## Written instruction
Copy every line of the material below word for word.

(Data entries)
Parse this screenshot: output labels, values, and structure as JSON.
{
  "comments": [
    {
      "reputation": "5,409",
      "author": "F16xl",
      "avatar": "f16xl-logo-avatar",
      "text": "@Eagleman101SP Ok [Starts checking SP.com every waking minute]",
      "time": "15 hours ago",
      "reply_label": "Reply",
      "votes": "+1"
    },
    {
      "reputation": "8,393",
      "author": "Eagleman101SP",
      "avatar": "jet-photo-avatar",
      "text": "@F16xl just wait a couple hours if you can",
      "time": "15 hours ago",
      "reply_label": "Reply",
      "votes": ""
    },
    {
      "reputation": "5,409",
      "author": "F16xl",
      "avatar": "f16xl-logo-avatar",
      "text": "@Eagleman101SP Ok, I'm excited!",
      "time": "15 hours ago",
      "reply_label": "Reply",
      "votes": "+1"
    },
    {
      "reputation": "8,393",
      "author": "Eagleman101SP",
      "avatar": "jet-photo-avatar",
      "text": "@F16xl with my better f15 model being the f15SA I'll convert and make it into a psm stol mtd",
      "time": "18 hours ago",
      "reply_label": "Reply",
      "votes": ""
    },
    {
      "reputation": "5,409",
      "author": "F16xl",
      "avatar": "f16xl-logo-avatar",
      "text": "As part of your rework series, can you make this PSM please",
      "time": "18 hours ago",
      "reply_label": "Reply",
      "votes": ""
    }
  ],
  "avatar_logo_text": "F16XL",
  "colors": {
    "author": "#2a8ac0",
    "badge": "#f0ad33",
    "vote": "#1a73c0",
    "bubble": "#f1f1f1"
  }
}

## Response to this exercise
Parse this screenshot: output labels, values, and structure as JSON.
{
  "comments": [
    {
      "reputation": "5,409",
      "author": "F16xl",
      "avatar": "f16xl-logo-avatar",
      "text": "@Eagleman101SP Ok [Starts checking SP.com every waking minute]",
      "time": "15 hours ago",
      "reply_label": "Reply",
      "votes": "+1"
    },
    {
      "reputation": "8,393",
      "author": "Eagleman101SP",
      "avatar": "jet-photo-avatar",
      "text": "@F16xl just wait a couple hours if you can",
      "time": "15 hours ago",
      "reply_label": "Reply",
      "votes": ""
    },
    {
      "reputation": "5,409",
      "author": "F16xl",
      "avatar": "f16xl-logo-avatar",
      "text": "@Eagleman101SP Ok, I'm excited!",
      "time": "15 hours ago",
      "reply_label": "Reply",
      "votes": "+1"
    },
    {
      "reputation": "8,393",
      "author": "Eagleman101SP",
      "avatar": "jet-photo-avatar",
      "text": "@F16xl with my better f15 model being the f15SA I'll convert and make it into a psm stol mtd",
      "time": "18 hours ago",
      "reply_label": "Reply",
      "votes": ""
    },
    {
      "reputation": "5,409",
      "author": "F16xl",
      "avatar": "f16xl-logo-avatar",
      "text": "As part of your rework series, can you make this PSM please",
      "time": "18 hours ago",
      "reply_label": "Reply",
      "votes": ""
    }
  ],
  "avatar_logo_text": "F16XL",
  "colors": {
    "author": "#2a8ac0",
    "badge": "#f0ad33",
    "vote": "#1a73c0",
    "bubble": "#f1f1f1"
  }
}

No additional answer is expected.